Could you transcribe every record below exactly as written, leaving out any pictures?
= = =
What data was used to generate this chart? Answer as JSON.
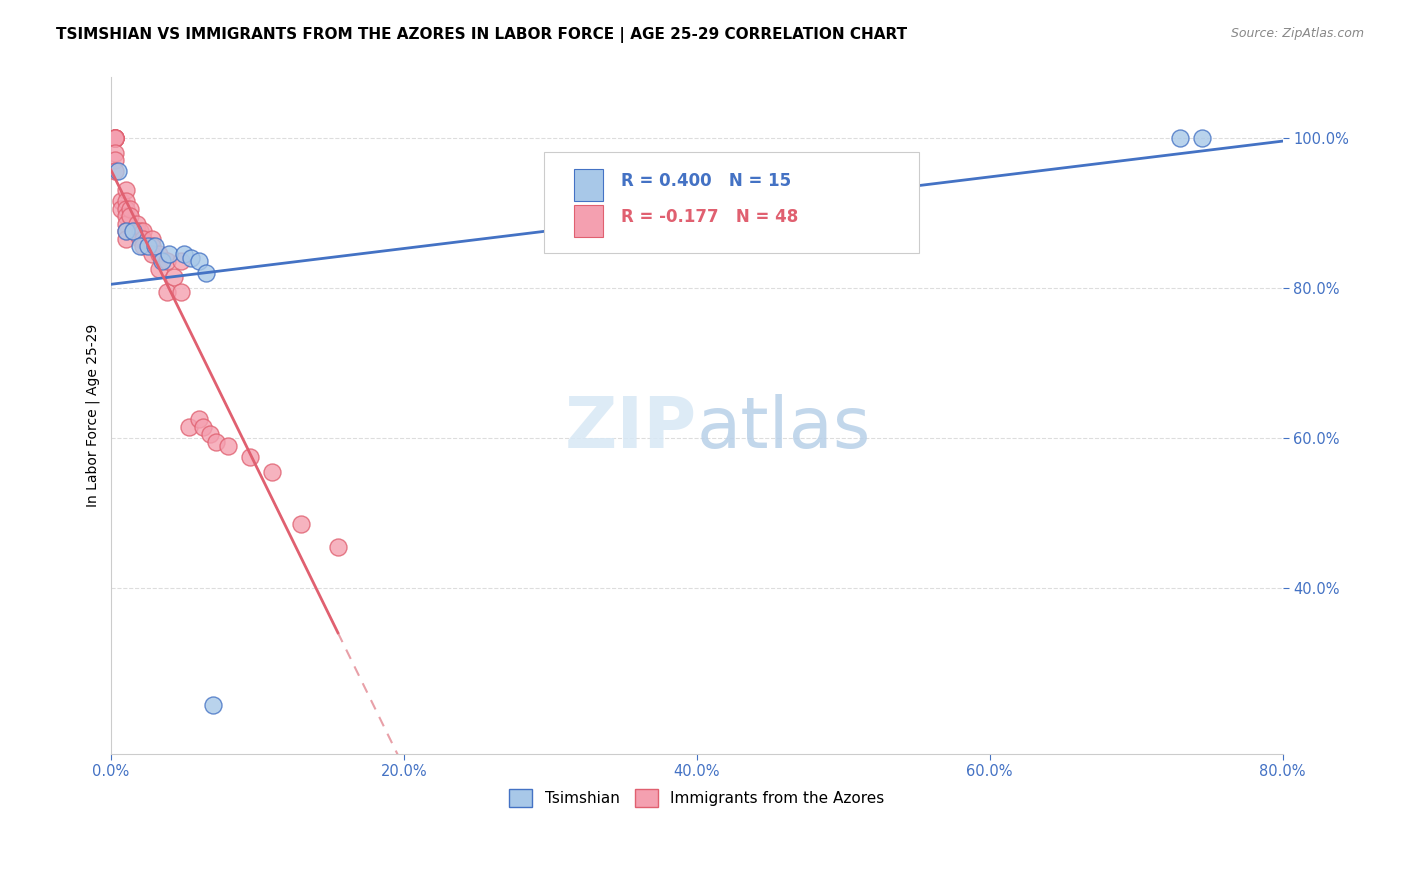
{
  "title": "TSIMSHIAN VS IMMIGRANTS FROM THE AZORES IN LABOR FORCE | AGE 25-29 CORRELATION CHART",
  "source": "Source: ZipAtlas.com",
  "ylabel_label": "In Labor Force | Age 25-29",
  "legend_label1": "Tsimshian",
  "legend_label2": "Immigrants from the Azores",
  "R1": 0.4,
  "N1": 15,
  "R2": -0.177,
  "N2": 48,
  "color_tsimshian": "#a8c8e8",
  "color_azores": "#f4a0b0",
  "color_line1": "#4472c4",
  "color_line2": "#e06070",
  "color_line2_dash": "#e8a0a8",
  "xlim": [
    0.0,
    0.8
  ],
  "ylim": [
    0.18,
    1.08
  ],
  "xticks": [
    0.0,
    0.2,
    0.4,
    0.6,
    0.8
  ],
  "yticks": [
    0.4,
    0.6,
    0.8,
    1.0
  ],
  "grid_color": "#dddddd",
  "background_color": "#ffffff",
  "tsimshian_x": [
    0.005,
    0.01,
    0.015,
    0.02,
    0.025,
    0.03,
    0.035,
    0.04,
    0.05,
    0.055,
    0.06,
    0.065,
    0.07,
    0.73,
    0.745
  ],
  "tsimshian_y": [
    0.955,
    0.875,
    0.875,
    0.855,
    0.855,
    0.855,
    0.835,
    0.845,
    0.845,
    0.84,
    0.835,
    0.82,
    0.245,
    1.0,
    1.0
  ],
  "azores_x": [
    0.003,
    0.003,
    0.003,
    0.003,
    0.003,
    0.003,
    0.003,
    0.003,
    0.003,
    0.007,
    0.007,
    0.01,
    0.01,
    0.01,
    0.01,
    0.01,
    0.01,
    0.01,
    0.013,
    0.013,
    0.015,
    0.018,
    0.018,
    0.02,
    0.02,
    0.022,
    0.022,
    0.022,
    0.028,
    0.028,
    0.028,
    0.033,
    0.033,
    0.038,
    0.038,
    0.043,
    0.048,
    0.048,
    0.053,
    0.06,
    0.063,
    0.068,
    0.072,
    0.08,
    0.095,
    0.11,
    0.13,
    0.155
  ],
  "azores_y": [
    1.0,
    1.0,
    1.0,
    1.0,
    1.0,
    1.0,
    0.98,
    0.97,
    0.955,
    0.915,
    0.905,
    0.93,
    0.915,
    0.905,
    0.895,
    0.885,
    0.875,
    0.865,
    0.905,
    0.895,
    0.875,
    0.885,
    0.875,
    0.875,
    0.865,
    0.875,
    0.865,
    0.855,
    0.865,
    0.855,
    0.845,
    0.845,
    0.825,
    0.835,
    0.795,
    0.815,
    0.835,
    0.795,
    0.615,
    0.625,
    0.615,
    0.605,
    0.595,
    0.59,
    0.575,
    0.555,
    0.485,
    0.455
  ],
  "title_fontsize": 11,
  "axis_label_fontsize": 10,
  "tick_fontsize": 10.5,
  "legend_fontsize": 12
}
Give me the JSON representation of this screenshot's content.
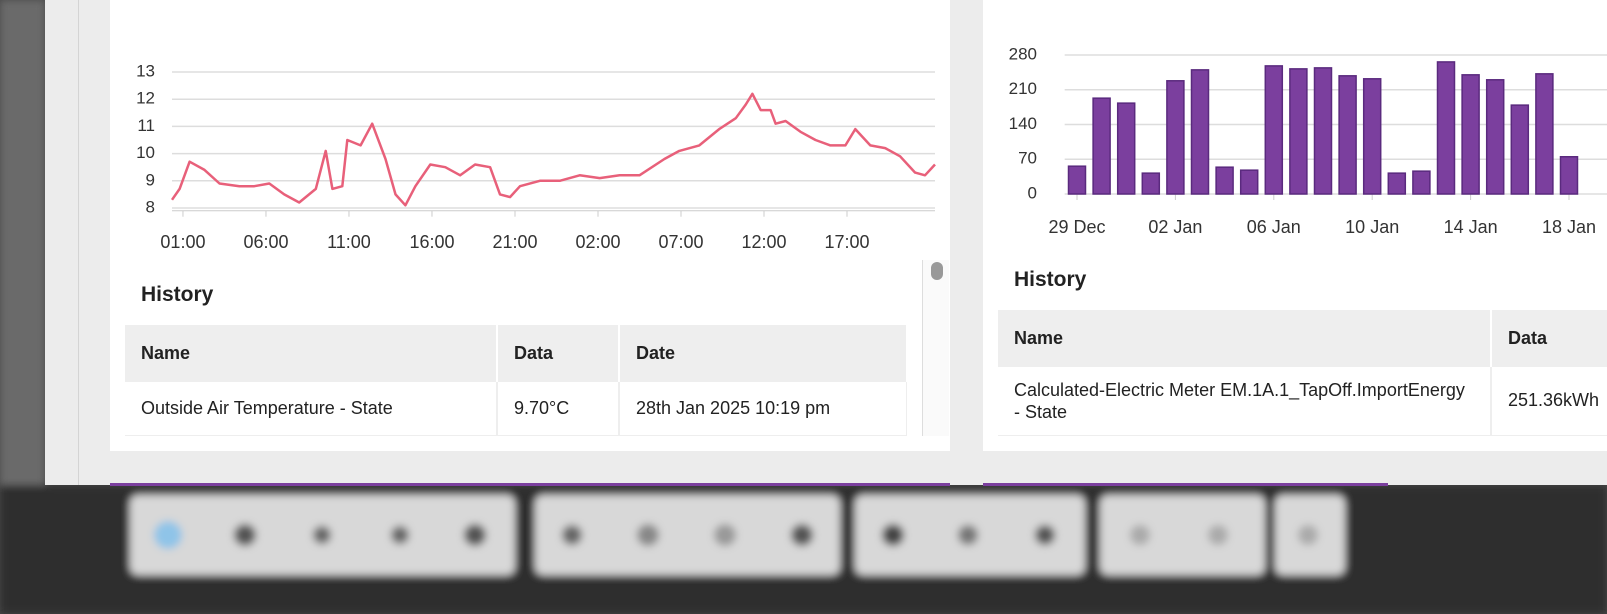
{
  "chart_data": [
    {
      "type": "line",
      "color": "#e8607a",
      "x": [
        0.34,
        0.8,
        1.4,
        2.3,
        3.2,
        4.4,
        5.3,
        6.2,
        7.1,
        8,
        9,
        9.6,
        10,
        10.6,
        10.9,
        11.7,
        12.4,
        13.2,
        13.8,
        14.4,
        15,
        15.9,
        16.8,
        17.7,
        18.6,
        19.5,
        20.1,
        20.7,
        21.3,
        22.5,
        23.7,
        24.9,
        26.1,
        27.3,
        28.5,
        30,
        30.9,
        32.1,
        33.3,
        34.3,
        34.9,
        35.3,
        35.8,
        36.4,
        36.7,
        37.3,
        38.2,
        39.1,
        40,
        40.9,
        41.5,
        42.4,
        43.3,
        44.2,
        45.1,
        45.7,
        46.3
      ],
      "values": [
        8.3,
        8.7,
        9.7,
        9.4,
        8.9,
        8.8,
        8.8,
        8.9,
        8.5,
        8.2,
        8.7,
        10.1,
        8.7,
        8.8,
        10.5,
        10.3,
        11.1,
        9.8,
        8.5,
        8.1,
        8.8,
        9.6,
        9.5,
        9.2,
        9.6,
        9.5,
        8.5,
        8.4,
        8.8,
        9.0,
        9.0,
        9.2,
        9.1,
        9.2,
        9.2,
        9.8,
        10.1,
        10.3,
        10.9,
        11.3,
        11.8,
        12.2,
        11.6,
        11.6,
        11.1,
        11.2,
        10.8,
        10.5,
        10.3,
        10.3,
        10.9,
        10.3,
        10.2,
        9.9,
        9.3,
        9.2,
        9.6
      ],
      "xlim": [
        0.34,
        46.3
      ],
      "xticks": [
        {
          "value": 1,
          "label": "01:00"
        },
        {
          "value": 6,
          "label": "06:00"
        },
        {
          "value": 11,
          "label": "11:00"
        },
        {
          "value": 16,
          "label": "16:00"
        },
        {
          "value": 21,
          "label": "21:00"
        },
        {
          "value": 26,
          "label": "02:00"
        },
        {
          "value": 31,
          "label": "07:00"
        },
        {
          "value": 36,
          "label": "12:00"
        },
        {
          "value": 41,
          "label": "17:00"
        }
      ],
      "ylim": [
        7.9,
        13
      ],
      "yticks": [
        8,
        9,
        10,
        11,
        12,
        13
      ],
      "grid": true
    },
    {
      "type": "bar",
      "color": "#7b3f9e",
      "categories": [
        "29 Dec",
        null,
        null,
        null,
        "02 Jan",
        null,
        null,
        null,
        "06 Jan",
        null,
        null,
        null,
        "10 Jan",
        null,
        null,
        null,
        "14 Jan",
        null,
        null,
        null,
        "18 Jan"
      ],
      "values": [
        56,
        193,
        183,
        42,
        228,
        250,
        54,
        48,
        258,
        252,
        254,
        238,
        232,
        42,
        46,
        266,
        240,
        230,
        179,
        242,
        75
      ],
      "ylim": [
        0,
        290
      ],
      "yticks": [
        0,
        70,
        140,
        210,
        280
      ],
      "grid": true
    }
  ],
  "tables": [
    {
      "title": "History",
      "columns": [
        "Name",
        "Data",
        "Date"
      ],
      "rows": [
        [
          "Outside Air Temperature - State",
          "9.70°C",
          "28th Jan 2025 10:19 pm"
        ]
      ]
    },
    {
      "title": "History",
      "columns": [
        "Name",
        "Data"
      ],
      "rows": [
        [
          "Calculated-Electric Meter EM.1A.1_TapOff.ImportEnergy - State",
          "251.36kWh"
        ]
      ]
    }
  ]
}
= = =
▶ **SOLUTION**:
What data was used to generate this chart? Answer as JSON.
{
  "title": "TSIMSHIAN VS IMMIGRANTS FROM THE AZORES IN LABOR FORCE | AGE 25-29 CORRELATION CHART",
  "source": "Source: ZipAtlas.com",
  "ylabel_label": "In Labor Force | Age 25-29",
  "legend_label1": "Tsimshian",
  "legend_label2": "Immigrants from the Azores",
  "R1": 0.4,
  "N1": 15,
  "R2": -0.177,
  "N2": 48,
  "color_tsimshian": "#a8c8e8",
  "color_azores": "#f4a0b0",
  "color_line1": "#4472c4",
  "color_line2": "#e06070",
  "color_line2_dash": "#e8a0a8",
  "xlim": [
    0.0,
    0.8
  ],
  "ylim": [
    0.18,
    1.08
  ],
  "xticks": [
    0.0,
    0.2,
    0.4,
    0.6,
    0.8
  ],
  "yticks": [
    0.4,
    0.6,
    0.8,
    1.0
  ],
  "grid_color": "#dddddd",
  "background_color": "#ffffff",
  "tsimshian_x": [
    0.005,
    0.01,
    0.015,
    0.02,
    0.025,
    0.03,
    0.035,
    0.04,
    0.05,
    0.055,
    0.06,
    0.065,
    0.07,
    0.73,
    0.745
  ],
  "tsimshian_y": [
    0.955,
    0.875,
    0.875,
    0.855,
    0.855,
    0.855,
    0.835,
    0.845,
    0.845,
    0.84,
    0.835,
    0.82,
    0.245,
    1.0,
    1.0
  ],
  "azores_x": [
    0.003,
    0.003,
    0.003,
    0.003,
    0.003,
    0.003,
    0.003,
    0.003,
    0.003,
    0.007,
    0.007,
    0.01,
    0.01,
    0.01,
    0.01,
    0.01,
    0.01,
    0.01,
    0.013,
    0.013,
    0.015,
    0.018,
    0.018,
    0.02,
    0.02,
    0.022,
    0.022,
    0.022,
    0.028,
    0.028,
    0.028,
    0.033,
    0.033,
    0.038,
    0.038,
    0.043,
    0.048,
    0.048,
    0.053,
    0.06,
    0.063,
    0.068,
    0.072,
    0.08,
    0.095,
    0.11,
    0.13,
    0.155
  ],
  "azores_y": [
    1.0,
    1.0,
    1.0,
    1.0,
    1.0,
    1.0,
    0.98,
    0.97,
    0.955,
    0.915,
    0.905,
    0.93,
    0.915,
    0.905,
    0.895,
    0.885,
    0.875,
    0.865,
    0.905,
    0.895,
    0.875,
    0.885,
    0.875,
    0.875,
    0.865,
    0.875,
    0.865,
    0.855,
    0.865,
    0.855,
    0.845,
    0.845,
    0.825,
    0.835,
    0.795,
    0.815,
    0.835,
    0.795,
    0.615,
    0.625,
    0.615,
    0.605,
    0.595,
    0.59,
    0.575,
    0.555,
    0.485,
    0.455
  ],
  "title_fontsize": 11,
  "axis_label_fontsize": 10,
  "tick_fontsize": 10.5,
  "legend_fontsize": 12
}
Give me the JSON representation of this screenshot's content.
{
  "chart_data": [
    {
      "type": "line",
      "color": "#e8607a",
      "x": [
        0.34,
        0.8,
        1.4,
        2.3,
        3.2,
        4.4,
        5.3,
        6.2,
        7.1,
        8,
        9,
        9.6,
        10,
        10.6,
        10.9,
        11.7,
        12.4,
        13.2,
        13.8,
        14.4,
        15,
        15.9,
        16.8,
        17.7,
        18.6,
        19.5,
        20.1,
        20.7,
        21.3,
        22.5,
        23.7,
        24.9,
        26.1,
        27.3,
        28.5,
        30,
        30.9,
        32.1,
        33.3,
        34.3,
        34.9,
        35.3,
        35.8,
        36.4,
        36.7,
        37.3,
        38.2,
        39.1,
        40,
        40.9,
        41.5,
        42.4,
        43.3,
        44.2,
        45.1,
        45.7,
        46.3
      ],
      "values": [
        8.3,
        8.7,
        9.7,
        9.4,
        8.9,
        8.8,
        8.8,
        8.9,
        8.5,
        8.2,
        8.7,
        10.1,
        8.7,
        8.8,
        10.5,
        10.3,
        11.1,
        9.8,
        8.5,
        8.1,
        8.8,
        9.6,
        9.5,
        9.2,
        9.6,
        9.5,
        8.5,
        8.4,
        8.8,
        9.0,
        9.0,
        9.2,
        9.1,
        9.2,
        9.2,
        9.8,
        10.1,
        10.3,
        10.9,
        11.3,
        11.8,
        12.2,
        11.6,
        11.6,
        11.1,
        11.2,
        10.8,
        10.5,
        10.3,
        10.3,
        10.9,
        10.3,
        10.2,
        9.9,
        9.3,
        9.2,
        9.6
      ],
      "xlim": [
        0.34,
        46.3
      ],
      "xticks": [
        {
          "value": 1,
          "label": "01:00"
        },
        {
          "value": 6,
          "label": "06:00"
        },
        {
          "value": 11,
          "label": "11:00"
        },
        {
          "value": 16,
          "label": "16:00"
        },
        {
          "value": 21,
          "label": "21:00"
        },
        {
          "value": 26,
          "label": "02:00"
        },
        {
          "value": 31,
          "label": "07:00"
        },
        {
          "value": 36,
          "label": "12:00"
        },
        {
          "value": 41,
          "label": "17:00"
        }
      ],
      "ylim": [
        7.9,
        13
      ],
      "yticks": [
        8,
        9,
        10,
        11,
        12,
        13
      ],
      "grid": true
    },
    {
      "type": "bar",
      "color": "#7b3f9e",
      "categories": [
        "29 Dec",
        null,
        null,
        null,
        "02 Jan",
        null,
        null,
        null,
        "06 Jan",
        null,
        null,
        null,
        "10 Jan",
        null,
        null,
        null,
        "14 Jan",
        null,
        null,
        null,
        "18 Jan"
      ],
      "values": [
        56,
        193,
        183,
        42,
        228,
        250,
        54,
        48,
        258,
        252,
        254,
        238,
        232,
        42,
        46,
        266,
        240,
        230,
        179,
        242,
        75
      ],
      "ylim": [
        0,
        290
      ],
      "yticks": [
        0,
        70,
        140,
        210,
        280
      ],
      "grid": true
    }
  ],
  "tables": [
    {
      "title": "History",
      "columns": [
        "Name",
        "Data",
        "Date"
      ],
      "rows": [
        [
          "Outside Air Temperature - State",
          "9.70°C",
          "28th Jan 2025 10:19 pm"
        ]
      ]
    },
    {
      "title": "History",
      "columns": [
        "Name",
        "Data"
      ],
      "rows": [
        [
          "Calculated-Electric Meter EM.1A.1_TapOff.ImportEnergy - State",
          "251.36kWh"
        ]
      ]
    }
  ]
}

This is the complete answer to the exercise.